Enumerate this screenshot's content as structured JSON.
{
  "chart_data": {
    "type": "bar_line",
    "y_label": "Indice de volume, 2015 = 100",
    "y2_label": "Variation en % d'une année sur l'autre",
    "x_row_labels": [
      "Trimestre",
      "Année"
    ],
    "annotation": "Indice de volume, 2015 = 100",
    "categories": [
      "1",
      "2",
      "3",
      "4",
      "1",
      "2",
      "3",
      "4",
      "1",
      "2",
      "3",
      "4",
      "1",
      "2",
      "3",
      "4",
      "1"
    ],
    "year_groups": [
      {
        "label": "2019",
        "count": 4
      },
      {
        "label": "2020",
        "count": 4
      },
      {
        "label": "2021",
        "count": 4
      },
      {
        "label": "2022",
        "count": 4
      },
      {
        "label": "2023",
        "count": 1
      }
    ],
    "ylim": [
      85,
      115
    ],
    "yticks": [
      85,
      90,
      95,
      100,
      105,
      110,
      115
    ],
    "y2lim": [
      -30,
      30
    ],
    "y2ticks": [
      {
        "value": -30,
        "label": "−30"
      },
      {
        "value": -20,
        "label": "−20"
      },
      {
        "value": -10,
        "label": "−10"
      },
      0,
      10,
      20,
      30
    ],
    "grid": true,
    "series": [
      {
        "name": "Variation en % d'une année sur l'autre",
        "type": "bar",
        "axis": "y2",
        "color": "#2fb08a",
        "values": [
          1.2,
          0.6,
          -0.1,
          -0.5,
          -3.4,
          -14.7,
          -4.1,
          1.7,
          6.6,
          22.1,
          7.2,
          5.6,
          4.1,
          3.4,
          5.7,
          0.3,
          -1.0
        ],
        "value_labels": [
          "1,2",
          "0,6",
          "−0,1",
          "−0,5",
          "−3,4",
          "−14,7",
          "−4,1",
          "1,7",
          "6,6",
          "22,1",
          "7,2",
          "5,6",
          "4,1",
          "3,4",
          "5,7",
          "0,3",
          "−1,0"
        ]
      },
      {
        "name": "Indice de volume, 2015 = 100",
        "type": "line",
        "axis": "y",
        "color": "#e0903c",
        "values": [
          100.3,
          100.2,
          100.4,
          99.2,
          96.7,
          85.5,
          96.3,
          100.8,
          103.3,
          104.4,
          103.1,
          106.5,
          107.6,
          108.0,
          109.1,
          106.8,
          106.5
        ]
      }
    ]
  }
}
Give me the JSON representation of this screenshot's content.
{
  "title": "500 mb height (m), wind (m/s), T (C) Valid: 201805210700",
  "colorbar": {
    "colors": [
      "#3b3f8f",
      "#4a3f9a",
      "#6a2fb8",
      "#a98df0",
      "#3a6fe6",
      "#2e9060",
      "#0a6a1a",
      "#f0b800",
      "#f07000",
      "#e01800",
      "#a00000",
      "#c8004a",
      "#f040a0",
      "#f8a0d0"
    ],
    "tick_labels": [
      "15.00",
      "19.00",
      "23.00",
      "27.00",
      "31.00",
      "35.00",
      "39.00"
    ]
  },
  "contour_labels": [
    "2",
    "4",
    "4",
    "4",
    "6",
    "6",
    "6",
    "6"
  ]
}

----

PROBLEM DETAILS: Copy down the whole of the data above, matching it exactly.

THE RESULT:
Enumerate this screenshot's content as structured JSON.
{
  "chart_data": {
    "type": "bar_line",
    "y_label": "Indice de volume, 2015 = 100",
    "y2_label": "Variation en % d'une année sur l'autre",
    "x_row_labels": [
      "Trimestre",
      "Année"
    ],
    "annotation": "Indice de volume, 2015 = 100",
    "categories": [
      "1",
      "2",
      "3",
      "4",
      "1",
      "2",
      "3",
      "4",
      "1",
      "2",
      "3",
      "4",
      "1",
      "2",
      "3",
      "4",
      "1"
    ],
    "year_groups": [
      {
        "label": "2019",
        "count": 4
      },
      {
        "label": "2020",
        "count": 4
      },
      {
        "label": "2021",
        "count": 4
      },
      {
        "label": "2022",
        "count": 4
      },
      {
        "label": "2023",
        "count": 1
      }
    ],
    "ylim": [
      85,
      115
    ],
    "yticks": [
      85,
      90,
      95,
      100,
      105,
      110,
      115
    ],
    "y2lim": [
      -30,
      30
    ],
    "y2ticks": [
      {
        "value": -30,
        "label": "−30"
      },
      {
        "value": -20,
        "label": "−20"
      },
      {
        "value": -10,
        "label": "−10"
      },
      0,
      10,
      20,
      30
    ],
    "grid": true,
    "series": [
      {
        "name": "Variation en % d'une année sur l'autre",
        "type": "bar",
        "axis": "y2",
        "color": "#2fb08a",
        "values": [
          1.2,
          0.6,
          -0.1,
          -0.5,
          -3.4,
          -14.7,
          -4.1,
          1.7,
          6.6,
          22.1,
          7.2,
          5.6,
          4.1,
          3.4,
          5.7,
          0.3,
          -1.0
        ],
        "value_labels": [
          "1,2",
          "0,6",
          "−0,1",
          "−0,5",
          "−3,4",
          "−14,7",
          "−4,1",
          "1,7",
          "6,6",
          "22,1",
          "7,2",
          "5,6",
          "4,1",
          "3,4",
          "5,7",
          "0,3",
          "−1,0"
        ]
      },
      {
        "name": "Indice de volume, 2015 = 100",
        "type": "line",
        "axis": "y",
        "color": "#e0903c",
        "values": [
          100.3,
          100.2,
          100.4,
          99.2,
          96.7,
          85.5,
          96.3,
          100.8,
          103.3,
          104.4,
          103.1,
          106.5,
          107.6,
          108.0,
          109.1,
          106.8,
          106.5
        ]
      }
    ]
  }
}
Give me the JSON representation of this screenshot's content.
{
  "title": "500 mb height (m), wind (m/s), T (C) Valid: 201805210700",
  "colorbar": {
    "colors": [
      "#3b3f8f",
      "#4a3f9a",
      "#6a2fb8",
      "#a98df0",
      "#3a6fe6",
      "#2e9060",
      "#0a6a1a",
      "#f0b800",
      "#f07000",
      "#e01800",
      "#a00000",
      "#c8004a",
      "#f040a0",
      "#f8a0d0"
    ],
    "tick_labels": [
      "15.00",
      "19.00",
      "23.00",
      "27.00",
      "31.00",
      "35.00",
      "39.00"
    ]
  },
  "contour_labels": [
    "2",
    "4",
    "4",
    "4",
    "6",
    "6",
    "6",
    "6"
  ]
}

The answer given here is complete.